What is expected
All records should be reproduced verbatim.

Stored data entries
┄┄┄┄┄┄┄┄┄┄

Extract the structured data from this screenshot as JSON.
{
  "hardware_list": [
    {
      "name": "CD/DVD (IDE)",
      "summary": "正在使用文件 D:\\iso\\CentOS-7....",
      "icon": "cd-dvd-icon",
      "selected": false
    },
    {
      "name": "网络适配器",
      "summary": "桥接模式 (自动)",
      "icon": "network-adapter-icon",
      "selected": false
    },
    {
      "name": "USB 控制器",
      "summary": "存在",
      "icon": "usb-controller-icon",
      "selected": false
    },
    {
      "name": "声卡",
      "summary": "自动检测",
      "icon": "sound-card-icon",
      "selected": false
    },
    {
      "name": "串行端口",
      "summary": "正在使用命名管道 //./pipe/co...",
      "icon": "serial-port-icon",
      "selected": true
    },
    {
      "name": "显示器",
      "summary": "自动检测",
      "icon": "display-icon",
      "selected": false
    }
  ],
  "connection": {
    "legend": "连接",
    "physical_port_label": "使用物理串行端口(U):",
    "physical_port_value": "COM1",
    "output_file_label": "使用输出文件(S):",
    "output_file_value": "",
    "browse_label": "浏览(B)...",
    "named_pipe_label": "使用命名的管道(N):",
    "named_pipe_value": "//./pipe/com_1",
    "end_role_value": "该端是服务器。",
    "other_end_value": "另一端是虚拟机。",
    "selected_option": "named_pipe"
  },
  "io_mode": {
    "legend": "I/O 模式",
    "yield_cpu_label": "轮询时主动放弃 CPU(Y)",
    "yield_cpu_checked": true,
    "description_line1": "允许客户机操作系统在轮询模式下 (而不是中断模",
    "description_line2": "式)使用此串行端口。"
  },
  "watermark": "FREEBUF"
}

┄┄┄┄┄┄┄┄┄┄

Exercise answer
Extract the structured data from this screenshot as JSON.
{
  "hardware_list": [
    {
      "name": "CD/DVD (IDE)",
      "summary": "正在使用文件 D:\\iso\\CentOS-7....",
      "icon": "cd-dvd-icon",
      "selected": false
    },
    {
      "name": "网络适配器",
      "summary": "桥接模式 (自动)",
      "icon": "network-adapter-icon",
      "selected": false
    },
    {
      "name": "USB 控制器",
      "summary": "存在",
      "icon": "usb-controller-icon",
      "selected": false
    },
    {
      "name": "声卡",
      "summary": "自动检测",
      "icon": "sound-card-icon",
      "selected": false
    },
    {
      "name": "串行端口",
      "summary": "正在使用命名管道 //./pipe/co...",
      "icon": "serial-port-icon",
      "selected": true
    },
    {
      "name": "显示器",
      "summary": "自动检测",
      "icon": "display-icon",
      "selected": false
    }
  ],
  "connection": {
    "legend": "连接",
    "physical_port_label": "使用物理串行端口(U):",
    "physical_port_value": "COM1",
    "output_file_label": "使用输出文件(S):",
    "output_file_value": "",
    "browse_label": "浏览(B)...",
    "named_pipe_label": "使用命名的管道(N):",
    "named_pipe_value": "//./pipe/com_1",
    "end_role_value": "该端是服务器。",
    "other_end_value": "另一端是虚拟机。",
    "selected_option": "named_pipe"
  },
  "io_mode": {
    "legend": "I/O 模式",
    "yield_cpu_label": "轮询时主动放弃 CPU(Y)",
    "yield_cpu_checked": true,
    "description_line1": "允许客户机操作系统在轮询模式下 (而不是中断模",
    "description_line2": "式)使用此串行端口。"
  },
  "watermark": "FREEBUF"
}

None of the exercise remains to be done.